::: Material supplied :::

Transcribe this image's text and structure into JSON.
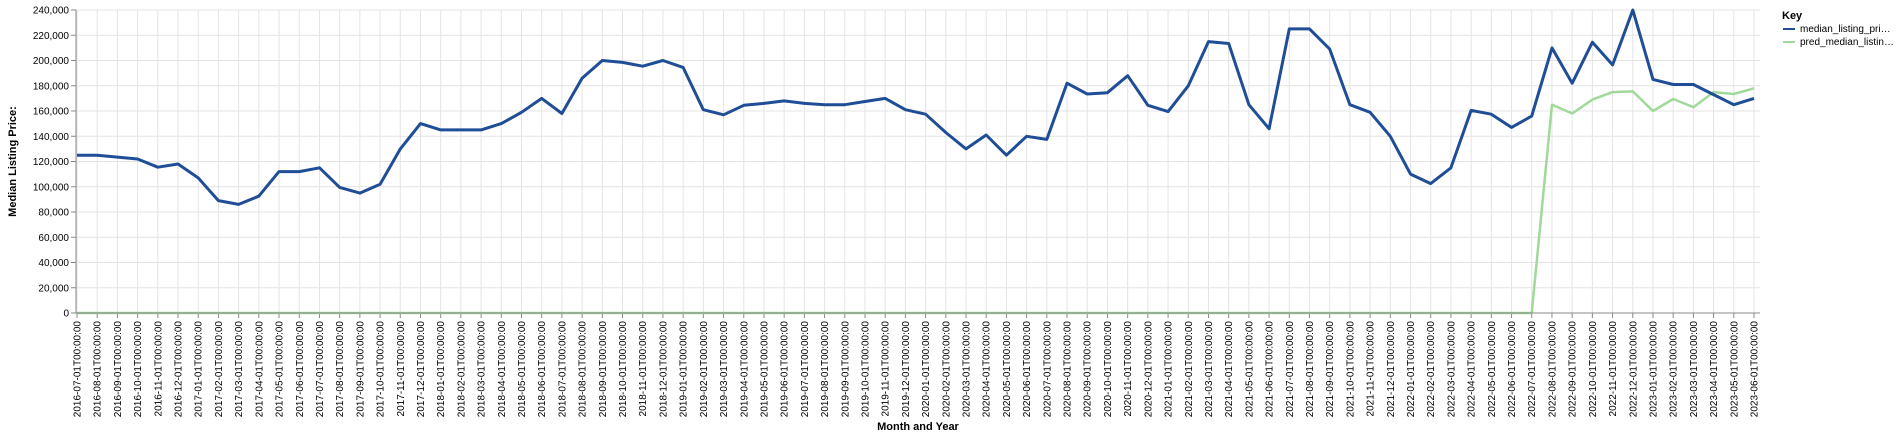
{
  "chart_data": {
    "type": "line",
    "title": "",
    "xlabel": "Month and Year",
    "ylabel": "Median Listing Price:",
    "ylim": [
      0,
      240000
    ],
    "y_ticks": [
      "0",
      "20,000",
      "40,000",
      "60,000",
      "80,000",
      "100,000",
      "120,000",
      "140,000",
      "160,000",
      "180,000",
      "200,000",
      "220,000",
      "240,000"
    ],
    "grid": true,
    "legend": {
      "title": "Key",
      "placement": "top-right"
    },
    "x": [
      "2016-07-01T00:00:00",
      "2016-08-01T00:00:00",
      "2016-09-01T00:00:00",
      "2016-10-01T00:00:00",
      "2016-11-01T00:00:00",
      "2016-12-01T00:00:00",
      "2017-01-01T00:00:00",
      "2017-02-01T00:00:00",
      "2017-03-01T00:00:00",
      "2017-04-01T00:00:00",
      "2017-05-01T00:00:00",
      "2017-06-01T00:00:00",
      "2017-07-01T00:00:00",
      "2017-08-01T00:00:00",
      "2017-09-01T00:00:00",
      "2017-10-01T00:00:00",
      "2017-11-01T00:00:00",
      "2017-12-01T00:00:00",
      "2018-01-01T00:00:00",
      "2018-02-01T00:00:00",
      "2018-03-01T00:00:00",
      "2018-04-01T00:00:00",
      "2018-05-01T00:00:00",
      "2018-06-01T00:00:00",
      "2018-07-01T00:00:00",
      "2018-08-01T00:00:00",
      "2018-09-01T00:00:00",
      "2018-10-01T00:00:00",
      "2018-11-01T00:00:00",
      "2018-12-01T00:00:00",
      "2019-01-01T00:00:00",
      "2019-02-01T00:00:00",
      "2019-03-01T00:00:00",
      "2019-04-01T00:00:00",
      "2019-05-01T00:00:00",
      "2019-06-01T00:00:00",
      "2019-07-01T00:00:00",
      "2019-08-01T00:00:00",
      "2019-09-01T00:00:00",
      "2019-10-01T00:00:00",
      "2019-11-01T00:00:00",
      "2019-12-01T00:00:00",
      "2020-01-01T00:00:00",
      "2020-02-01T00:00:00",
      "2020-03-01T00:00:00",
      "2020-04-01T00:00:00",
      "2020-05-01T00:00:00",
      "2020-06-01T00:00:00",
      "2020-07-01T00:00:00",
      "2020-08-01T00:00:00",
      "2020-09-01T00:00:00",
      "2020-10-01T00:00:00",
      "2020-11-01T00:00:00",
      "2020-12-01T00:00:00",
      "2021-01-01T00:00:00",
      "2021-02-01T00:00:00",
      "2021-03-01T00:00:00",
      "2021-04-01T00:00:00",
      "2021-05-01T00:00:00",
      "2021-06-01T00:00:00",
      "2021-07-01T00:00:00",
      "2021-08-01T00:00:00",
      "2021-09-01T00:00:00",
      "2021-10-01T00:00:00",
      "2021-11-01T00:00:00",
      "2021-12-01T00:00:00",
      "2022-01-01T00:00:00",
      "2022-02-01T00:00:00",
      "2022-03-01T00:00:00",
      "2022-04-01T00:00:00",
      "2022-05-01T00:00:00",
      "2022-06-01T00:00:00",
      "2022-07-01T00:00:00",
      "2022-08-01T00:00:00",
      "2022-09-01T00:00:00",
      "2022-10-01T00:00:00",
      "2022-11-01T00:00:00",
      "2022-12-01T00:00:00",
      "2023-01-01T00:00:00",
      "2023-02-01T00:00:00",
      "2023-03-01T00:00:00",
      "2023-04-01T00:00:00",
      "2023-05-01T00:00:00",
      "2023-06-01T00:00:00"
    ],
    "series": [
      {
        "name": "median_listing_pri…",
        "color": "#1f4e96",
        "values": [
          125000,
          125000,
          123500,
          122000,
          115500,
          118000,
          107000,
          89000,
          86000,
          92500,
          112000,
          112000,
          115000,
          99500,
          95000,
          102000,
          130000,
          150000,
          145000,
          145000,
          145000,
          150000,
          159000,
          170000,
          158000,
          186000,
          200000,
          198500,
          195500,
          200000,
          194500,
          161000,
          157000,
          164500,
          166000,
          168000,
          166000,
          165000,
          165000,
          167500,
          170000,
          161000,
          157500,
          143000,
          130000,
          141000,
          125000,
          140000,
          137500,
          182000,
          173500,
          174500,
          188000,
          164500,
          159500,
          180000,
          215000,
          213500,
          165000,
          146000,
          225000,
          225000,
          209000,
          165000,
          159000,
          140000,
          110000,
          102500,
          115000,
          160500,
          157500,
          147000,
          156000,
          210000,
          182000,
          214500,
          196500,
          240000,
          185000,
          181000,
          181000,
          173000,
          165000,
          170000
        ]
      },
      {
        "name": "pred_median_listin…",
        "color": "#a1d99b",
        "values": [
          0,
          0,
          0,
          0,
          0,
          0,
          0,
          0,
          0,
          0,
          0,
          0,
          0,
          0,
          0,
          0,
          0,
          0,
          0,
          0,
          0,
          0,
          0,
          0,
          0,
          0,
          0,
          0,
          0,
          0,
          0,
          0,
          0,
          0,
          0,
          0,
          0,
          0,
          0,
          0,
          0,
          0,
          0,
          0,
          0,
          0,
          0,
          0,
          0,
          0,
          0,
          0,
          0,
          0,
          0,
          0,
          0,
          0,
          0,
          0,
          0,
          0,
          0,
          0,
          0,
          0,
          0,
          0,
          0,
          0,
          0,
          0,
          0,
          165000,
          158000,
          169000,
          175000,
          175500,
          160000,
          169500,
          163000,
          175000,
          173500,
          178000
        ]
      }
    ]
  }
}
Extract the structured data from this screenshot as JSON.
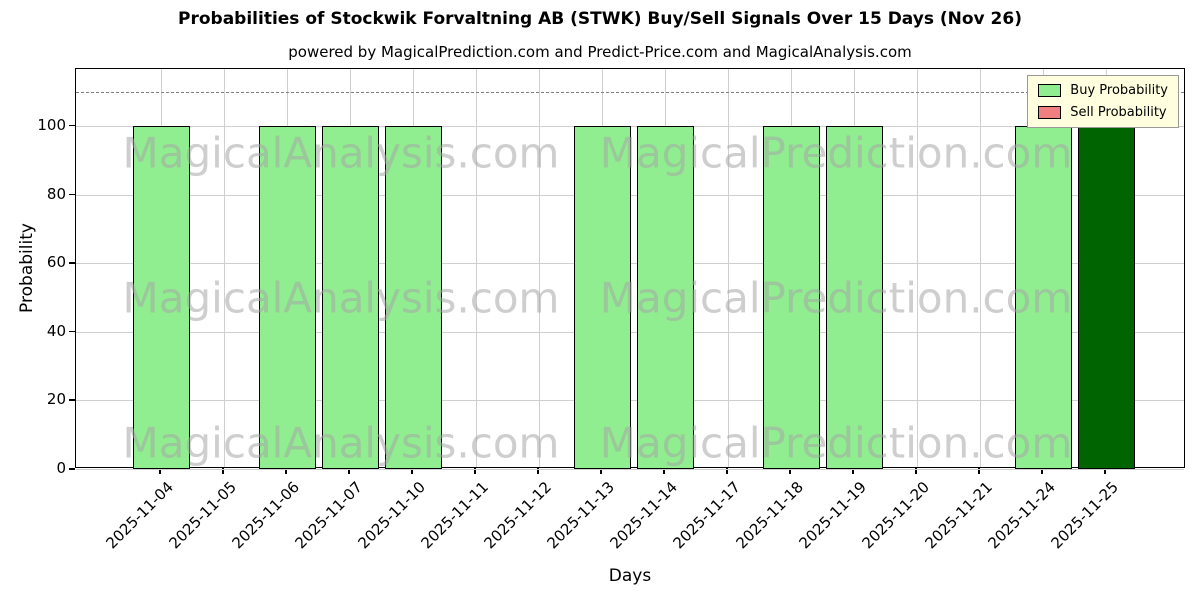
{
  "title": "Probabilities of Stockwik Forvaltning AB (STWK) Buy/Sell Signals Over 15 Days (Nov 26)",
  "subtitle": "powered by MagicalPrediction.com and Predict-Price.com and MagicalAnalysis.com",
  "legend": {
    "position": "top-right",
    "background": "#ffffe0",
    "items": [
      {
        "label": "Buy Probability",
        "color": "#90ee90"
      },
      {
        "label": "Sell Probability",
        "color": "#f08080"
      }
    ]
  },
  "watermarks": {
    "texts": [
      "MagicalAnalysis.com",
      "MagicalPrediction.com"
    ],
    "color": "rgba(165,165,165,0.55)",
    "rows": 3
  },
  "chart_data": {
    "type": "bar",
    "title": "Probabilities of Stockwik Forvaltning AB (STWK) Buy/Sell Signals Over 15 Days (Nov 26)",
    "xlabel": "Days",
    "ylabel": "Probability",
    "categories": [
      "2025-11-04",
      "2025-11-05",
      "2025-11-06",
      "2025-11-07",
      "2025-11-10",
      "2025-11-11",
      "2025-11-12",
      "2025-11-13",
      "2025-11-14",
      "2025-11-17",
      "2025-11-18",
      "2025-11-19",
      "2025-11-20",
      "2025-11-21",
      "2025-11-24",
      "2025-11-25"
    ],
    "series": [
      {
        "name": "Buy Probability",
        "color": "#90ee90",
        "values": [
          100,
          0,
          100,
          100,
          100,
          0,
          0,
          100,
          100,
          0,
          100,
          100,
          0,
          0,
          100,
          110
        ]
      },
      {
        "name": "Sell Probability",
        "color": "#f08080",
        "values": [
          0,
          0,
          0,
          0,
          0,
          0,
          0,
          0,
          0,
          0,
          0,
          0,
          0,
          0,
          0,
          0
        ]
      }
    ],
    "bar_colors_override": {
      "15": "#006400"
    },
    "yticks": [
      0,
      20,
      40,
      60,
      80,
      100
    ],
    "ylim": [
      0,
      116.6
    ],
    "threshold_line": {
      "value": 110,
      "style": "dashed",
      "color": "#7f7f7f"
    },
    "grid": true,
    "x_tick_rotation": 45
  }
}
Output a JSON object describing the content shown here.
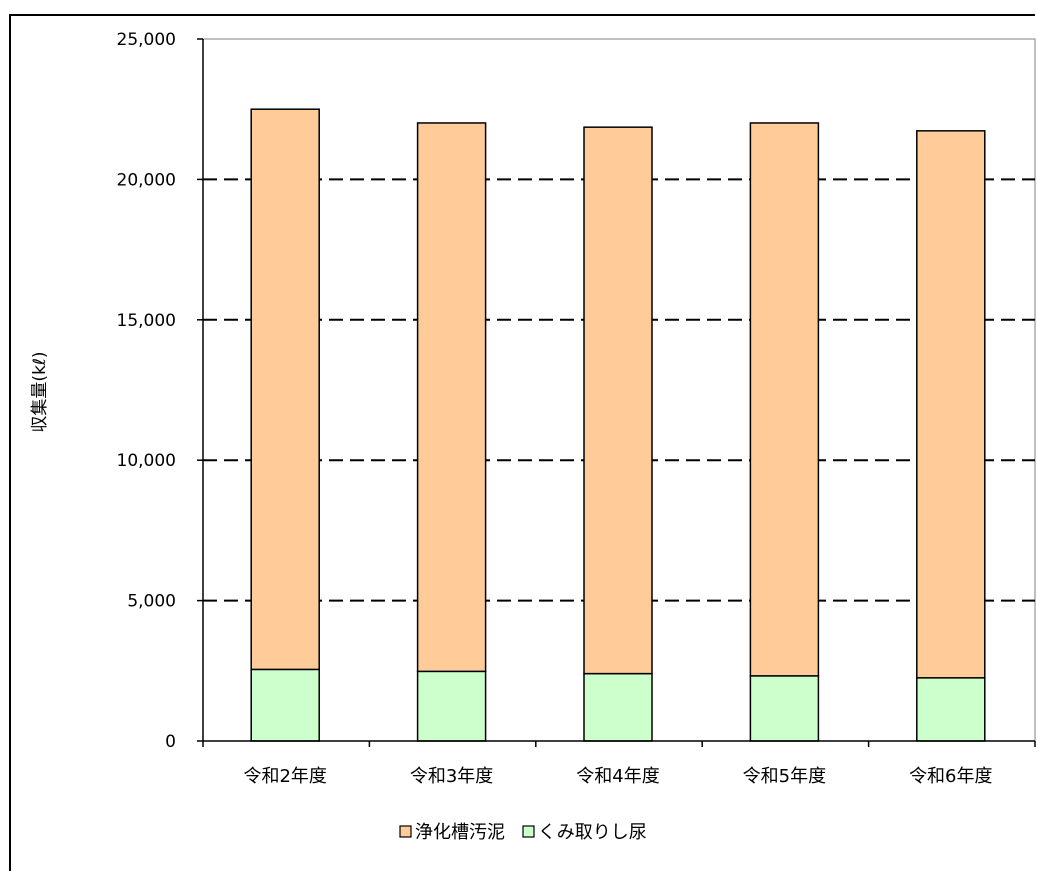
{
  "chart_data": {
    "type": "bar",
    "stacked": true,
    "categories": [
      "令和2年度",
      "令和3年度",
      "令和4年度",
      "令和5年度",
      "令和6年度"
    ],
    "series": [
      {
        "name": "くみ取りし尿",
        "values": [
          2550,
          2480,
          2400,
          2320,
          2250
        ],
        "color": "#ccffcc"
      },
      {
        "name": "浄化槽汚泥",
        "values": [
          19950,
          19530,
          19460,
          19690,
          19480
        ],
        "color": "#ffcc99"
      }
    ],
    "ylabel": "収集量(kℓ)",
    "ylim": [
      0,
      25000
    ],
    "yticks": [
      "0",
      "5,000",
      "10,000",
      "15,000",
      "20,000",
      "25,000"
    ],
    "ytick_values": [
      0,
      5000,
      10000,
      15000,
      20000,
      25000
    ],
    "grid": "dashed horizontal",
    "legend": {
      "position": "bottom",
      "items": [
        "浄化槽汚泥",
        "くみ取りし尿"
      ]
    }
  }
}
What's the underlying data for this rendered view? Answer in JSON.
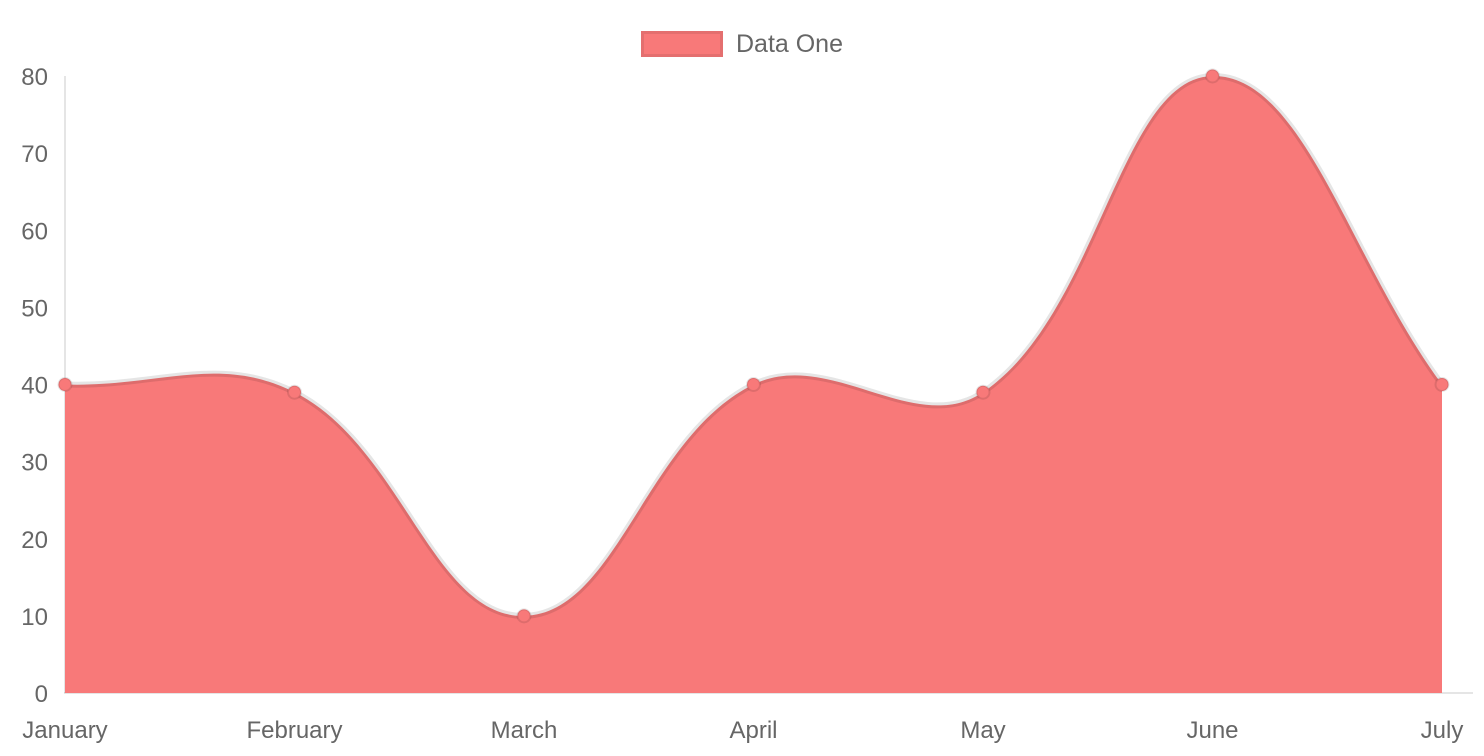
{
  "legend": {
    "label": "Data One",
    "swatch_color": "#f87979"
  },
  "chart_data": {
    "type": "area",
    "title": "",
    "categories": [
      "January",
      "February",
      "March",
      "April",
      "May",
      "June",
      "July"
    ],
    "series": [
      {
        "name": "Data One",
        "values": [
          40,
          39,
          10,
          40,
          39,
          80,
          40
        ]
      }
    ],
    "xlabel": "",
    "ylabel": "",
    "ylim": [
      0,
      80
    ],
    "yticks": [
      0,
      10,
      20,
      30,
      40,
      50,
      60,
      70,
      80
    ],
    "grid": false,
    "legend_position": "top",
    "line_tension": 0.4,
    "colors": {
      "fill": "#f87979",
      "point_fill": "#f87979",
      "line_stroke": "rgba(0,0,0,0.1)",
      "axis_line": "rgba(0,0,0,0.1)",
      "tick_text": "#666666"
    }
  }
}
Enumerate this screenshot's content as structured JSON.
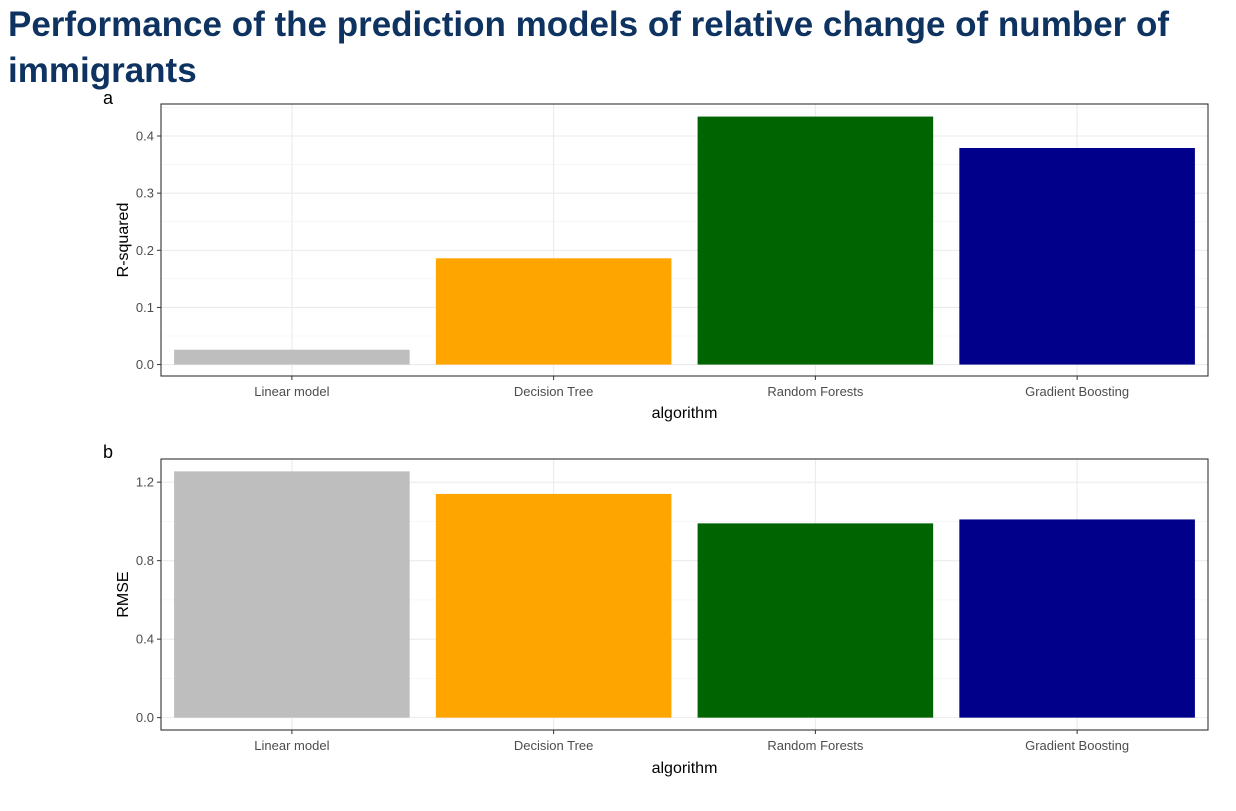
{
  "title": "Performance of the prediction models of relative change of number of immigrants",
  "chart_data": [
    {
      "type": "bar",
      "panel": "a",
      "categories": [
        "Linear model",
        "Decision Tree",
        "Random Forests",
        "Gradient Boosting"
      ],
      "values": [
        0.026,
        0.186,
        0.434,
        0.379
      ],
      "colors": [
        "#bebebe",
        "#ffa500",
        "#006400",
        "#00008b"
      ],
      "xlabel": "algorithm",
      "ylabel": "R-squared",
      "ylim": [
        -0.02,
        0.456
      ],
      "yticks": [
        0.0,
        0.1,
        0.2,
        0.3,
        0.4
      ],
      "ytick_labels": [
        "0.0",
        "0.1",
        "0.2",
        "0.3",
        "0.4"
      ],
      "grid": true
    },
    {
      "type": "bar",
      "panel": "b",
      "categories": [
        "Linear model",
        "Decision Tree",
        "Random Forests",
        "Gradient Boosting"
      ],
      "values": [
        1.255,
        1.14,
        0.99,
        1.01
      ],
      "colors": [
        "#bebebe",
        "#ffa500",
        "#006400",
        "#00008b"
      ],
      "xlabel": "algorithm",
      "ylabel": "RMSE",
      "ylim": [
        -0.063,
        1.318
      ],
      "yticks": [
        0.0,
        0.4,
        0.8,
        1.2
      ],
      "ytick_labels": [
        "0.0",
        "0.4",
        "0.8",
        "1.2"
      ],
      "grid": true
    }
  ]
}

:::

Written task: Identify the lines in the entries that hold "Sell" and return each one.

Task answer:
  "title": "Probabilities of Stockwik Forvaltning AB (STWK) Buy/Sell Signals Over 15 Days (Nov 26)",
        "label": "Sell Probability",
    "title": "Probabilities of Stockwik Forvaltning AB (STWK) Buy/Sell Signals Over 15 Days (Nov 26)",
        "name": "Sell Probability",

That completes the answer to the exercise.